**Aim of the task**
Restate all of the data exactly.

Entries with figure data
::::::::
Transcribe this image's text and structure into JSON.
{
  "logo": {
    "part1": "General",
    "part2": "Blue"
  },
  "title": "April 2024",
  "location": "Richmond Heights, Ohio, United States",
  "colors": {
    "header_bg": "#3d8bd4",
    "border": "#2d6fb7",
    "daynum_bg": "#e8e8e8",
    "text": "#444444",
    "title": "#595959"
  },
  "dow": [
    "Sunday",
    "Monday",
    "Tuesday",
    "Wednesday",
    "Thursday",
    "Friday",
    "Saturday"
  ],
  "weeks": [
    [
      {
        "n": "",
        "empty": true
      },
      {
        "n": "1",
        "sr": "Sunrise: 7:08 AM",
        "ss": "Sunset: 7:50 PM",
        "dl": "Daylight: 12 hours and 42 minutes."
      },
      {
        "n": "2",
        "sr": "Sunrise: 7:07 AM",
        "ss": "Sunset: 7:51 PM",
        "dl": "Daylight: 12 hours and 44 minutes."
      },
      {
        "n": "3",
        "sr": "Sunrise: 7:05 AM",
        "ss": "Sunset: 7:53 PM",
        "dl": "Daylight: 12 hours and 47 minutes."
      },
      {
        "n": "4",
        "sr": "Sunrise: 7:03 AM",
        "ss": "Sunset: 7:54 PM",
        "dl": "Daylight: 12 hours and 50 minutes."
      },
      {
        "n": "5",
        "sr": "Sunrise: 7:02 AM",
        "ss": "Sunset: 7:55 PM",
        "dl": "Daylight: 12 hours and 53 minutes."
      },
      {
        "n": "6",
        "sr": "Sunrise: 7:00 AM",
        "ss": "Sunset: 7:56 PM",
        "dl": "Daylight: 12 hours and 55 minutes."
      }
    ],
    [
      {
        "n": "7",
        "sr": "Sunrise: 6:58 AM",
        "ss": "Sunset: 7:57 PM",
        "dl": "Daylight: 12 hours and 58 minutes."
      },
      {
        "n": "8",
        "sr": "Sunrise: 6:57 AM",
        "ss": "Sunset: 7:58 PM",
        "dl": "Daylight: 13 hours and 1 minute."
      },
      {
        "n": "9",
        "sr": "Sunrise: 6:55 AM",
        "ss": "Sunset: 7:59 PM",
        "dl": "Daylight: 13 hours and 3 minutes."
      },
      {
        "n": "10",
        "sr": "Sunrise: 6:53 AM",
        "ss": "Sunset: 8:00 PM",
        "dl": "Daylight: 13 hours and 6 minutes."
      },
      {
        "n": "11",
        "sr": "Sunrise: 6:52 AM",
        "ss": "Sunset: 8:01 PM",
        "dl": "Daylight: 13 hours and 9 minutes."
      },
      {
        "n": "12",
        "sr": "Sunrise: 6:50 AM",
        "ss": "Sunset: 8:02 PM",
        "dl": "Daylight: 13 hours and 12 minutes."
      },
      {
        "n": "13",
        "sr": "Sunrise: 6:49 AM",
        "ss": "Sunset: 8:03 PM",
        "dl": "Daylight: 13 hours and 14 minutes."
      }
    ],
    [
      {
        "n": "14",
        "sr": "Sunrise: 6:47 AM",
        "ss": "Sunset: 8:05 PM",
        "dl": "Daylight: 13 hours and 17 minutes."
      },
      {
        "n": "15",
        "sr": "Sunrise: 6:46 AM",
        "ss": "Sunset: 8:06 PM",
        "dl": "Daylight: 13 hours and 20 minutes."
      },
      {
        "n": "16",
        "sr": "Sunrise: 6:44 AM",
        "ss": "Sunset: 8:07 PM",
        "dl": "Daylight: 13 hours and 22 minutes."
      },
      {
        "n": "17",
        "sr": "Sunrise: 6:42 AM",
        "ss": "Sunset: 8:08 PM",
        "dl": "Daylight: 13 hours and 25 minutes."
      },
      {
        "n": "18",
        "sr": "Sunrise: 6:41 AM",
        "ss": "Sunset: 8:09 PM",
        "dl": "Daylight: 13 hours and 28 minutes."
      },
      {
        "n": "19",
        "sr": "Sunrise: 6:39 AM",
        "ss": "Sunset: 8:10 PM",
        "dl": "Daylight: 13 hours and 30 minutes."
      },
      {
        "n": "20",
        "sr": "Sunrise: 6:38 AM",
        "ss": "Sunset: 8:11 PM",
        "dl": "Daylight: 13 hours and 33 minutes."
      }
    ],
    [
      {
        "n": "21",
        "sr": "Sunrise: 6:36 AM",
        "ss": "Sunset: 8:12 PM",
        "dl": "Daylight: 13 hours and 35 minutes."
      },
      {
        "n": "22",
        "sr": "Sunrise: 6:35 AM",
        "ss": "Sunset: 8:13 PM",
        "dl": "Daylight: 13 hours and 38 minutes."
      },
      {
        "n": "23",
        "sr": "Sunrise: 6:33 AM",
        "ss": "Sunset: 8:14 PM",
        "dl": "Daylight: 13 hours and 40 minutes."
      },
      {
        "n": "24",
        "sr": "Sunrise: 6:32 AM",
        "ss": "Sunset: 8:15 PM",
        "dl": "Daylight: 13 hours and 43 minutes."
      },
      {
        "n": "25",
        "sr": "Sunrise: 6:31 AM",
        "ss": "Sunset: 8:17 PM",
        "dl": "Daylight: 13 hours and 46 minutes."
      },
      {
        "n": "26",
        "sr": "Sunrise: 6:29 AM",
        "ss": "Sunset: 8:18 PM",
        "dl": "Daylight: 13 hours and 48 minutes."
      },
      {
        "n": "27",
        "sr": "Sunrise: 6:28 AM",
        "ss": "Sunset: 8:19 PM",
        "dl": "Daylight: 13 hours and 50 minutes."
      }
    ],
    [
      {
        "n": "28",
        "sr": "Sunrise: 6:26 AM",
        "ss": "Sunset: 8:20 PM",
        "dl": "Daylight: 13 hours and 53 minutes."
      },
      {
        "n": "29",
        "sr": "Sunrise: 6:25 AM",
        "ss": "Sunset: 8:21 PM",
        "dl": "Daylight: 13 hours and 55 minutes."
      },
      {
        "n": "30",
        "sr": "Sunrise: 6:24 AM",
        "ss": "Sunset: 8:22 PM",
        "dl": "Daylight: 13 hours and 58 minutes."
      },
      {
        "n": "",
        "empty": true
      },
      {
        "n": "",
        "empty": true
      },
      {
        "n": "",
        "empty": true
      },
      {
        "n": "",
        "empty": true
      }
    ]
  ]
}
::::::::
**Solved exercise**
Transcribe this image's text and structure into JSON.
{
  "logo": {
    "part1": "General",
    "part2": "Blue"
  },
  "title": "April 2024",
  "location": "Richmond Heights, Ohio, United States",
  "colors": {
    "header_bg": "#3d8bd4",
    "border": "#2d6fb7",
    "daynum_bg": "#e8e8e8",
    "text": "#444444",
    "title": "#595959"
  },
  "dow": [
    "Sunday",
    "Monday",
    "Tuesday",
    "Wednesday",
    "Thursday",
    "Friday",
    "Saturday"
  ],
  "weeks": [
    [
      {
        "n": "",
        "empty": true
      },
      {
        "n": "1",
        "sr": "Sunrise: 7:08 AM",
        "ss": "Sunset: 7:50 PM",
        "dl": "Daylight: 12 hours and 42 minutes."
      },
      {
        "n": "2",
        "sr": "Sunrise: 7:07 AM",
        "ss": "Sunset: 7:51 PM",
        "dl": "Daylight: 12 hours and 44 minutes."
      },
      {
        "n": "3",
        "sr": "Sunrise: 7:05 AM",
        "ss": "Sunset: 7:53 PM",
        "dl": "Daylight: 12 hours and 47 minutes."
      },
      {
        "n": "4",
        "sr": "Sunrise: 7:03 AM",
        "ss": "Sunset: 7:54 PM",
        "dl": "Daylight: 12 hours and 50 minutes."
      },
      {
        "n": "5",
        "sr": "Sunrise: 7:02 AM",
        "ss": "Sunset: 7:55 PM",
        "dl": "Daylight: 12 hours and 53 minutes."
      },
      {
        "n": "6",
        "sr": "Sunrise: 7:00 AM",
        "ss": "Sunset: 7:56 PM",
        "dl": "Daylight: 12 hours and 55 minutes."
      }
    ],
    [
      {
        "n": "7",
        "sr": "Sunrise: 6:58 AM",
        "ss": "Sunset: 7:57 PM",
        "dl": "Daylight: 12 hours and 58 minutes."
      },
      {
        "n": "8",
        "sr": "Sunrise: 6:57 AM",
        "ss": "Sunset: 7:58 PM",
        "dl": "Daylight: 13 hours and 1 minute."
      },
      {
        "n": "9",
        "sr": "Sunrise: 6:55 AM",
        "ss": "Sunset: 7:59 PM",
        "dl": "Daylight: 13 hours and 3 minutes."
      },
      {
        "n": "10",
        "sr": "Sunrise: 6:53 AM",
        "ss": "Sunset: 8:00 PM",
        "dl": "Daylight: 13 hours and 6 minutes."
      },
      {
        "n": "11",
        "sr": "Sunrise: 6:52 AM",
        "ss": "Sunset: 8:01 PM",
        "dl": "Daylight: 13 hours and 9 minutes."
      },
      {
        "n": "12",
        "sr": "Sunrise: 6:50 AM",
        "ss": "Sunset: 8:02 PM",
        "dl": "Daylight: 13 hours and 12 minutes."
      },
      {
        "n": "13",
        "sr": "Sunrise: 6:49 AM",
        "ss": "Sunset: 8:03 PM",
        "dl": "Daylight: 13 hours and 14 minutes."
      }
    ],
    [
      {
        "n": "14",
        "sr": "Sunrise: 6:47 AM",
        "ss": "Sunset: 8:05 PM",
        "dl": "Daylight: 13 hours and 17 minutes."
      },
      {
        "n": "15",
        "sr": "Sunrise: 6:46 AM",
        "ss": "Sunset: 8:06 PM",
        "dl": "Daylight: 13 hours and 20 minutes."
      },
      {
        "n": "16",
        "sr": "Sunrise: 6:44 AM",
        "ss": "Sunset: 8:07 PM",
        "dl": "Daylight: 13 hours and 22 minutes."
      },
      {
        "n": "17",
        "sr": "Sunrise: 6:42 AM",
        "ss": "Sunset: 8:08 PM",
        "dl": "Daylight: 13 hours and 25 minutes."
      },
      {
        "n": "18",
        "sr": "Sunrise: 6:41 AM",
        "ss": "Sunset: 8:09 PM",
        "dl": "Daylight: 13 hours and 28 minutes."
      },
      {
        "n": "19",
        "sr": "Sunrise: 6:39 AM",
        "ss": "Sunset: 8:10 PM",
        "dl": "Daylight: 13 hours and 30 minutes."
      },
      {
        "n": "20",
        "sr": "Sunrise: 6:38 AM",
        "ss": "Sunset: 8:11 PM",
        "dl": "Daylight: 13 hours and 33 minutes."
      }
    ],
    [
      {
        "n": "21",
        "sr": "Sunrise: 6:36 AM",
        "ss": "Sunset: 8:12 PM",
        "dl": "Daylight: 13 hours and 35 minutes."
      },
      {
        "n": "22",
        "sr": "Sunrise: 6:35 AM",
        "ss": "Sunset: 8:13 PM",
        "dl": "Daylight: 13 hours and 38 minutes."
      },
      {
        "n": "23",
        "sr": "Sunrise: 6:33 AM",
        "ss": "Sunset: 8:14 PM",
        "dl": "Daylight: 13 hours and 40 minutes."
      },
      {
        "n": "24",
        "sr": "Sunrise: 6:32 AM",
        "ss": "Sunset: 8:15 PM",
        "dl": "Daylight: 13 hours and 43 minutes."
      },
      {
        "n": "25",
        "sr": "Sunrise: 6:31 AM",
        "ss": "Sunset: 8:17 PM",
        "dl": "Daylight: 13 hours and 46 minutes."
      },
      {
        "n": "26",
        "sr": "Sunrise: 6:29 AM",
        "ss": "Sunset: 8:18 PM",
        "dl": "Daylight: 13 hours and 48 minutes."
      },
      {
        "n": "27",
        "sr": "Sunrise: 6:28 AM",
        "ss": "Sunset: 8:19 PM",
        "dl": "Daylight: 13 hours and 50 minutes."
      }
    ],
    [
      {
        "n": "28",
        "sr": "Sunrise: 6:26 AM",
        "ss": "Sunset: 8:20 PM",
        "dl": "Daylight: 13 hours and 53 minutes."
      },
      {
        "n": "29",
        "sr": "Sunrise: 6:25 AM",
        "ss": "Sunset: 8:21 PM",
        "dl": "Daylight: 13 hours and 55 minutes."
      },
      {
        "n": "30",
        "sr": "Sunrise: 6:24 AM",
        "ss": "Sunset: 8:22 PM",
        "dl": "Daylight: 13 hours and 58 minutes."
      },
      {
        "n": "",
        "empty": true
      },
      {
        "n": "",
        "empty": true
      },
      {
        "n": "",
        "empty": true
      },
      {
        "n": "",
        "empty": true
      }
    ]
  ]
}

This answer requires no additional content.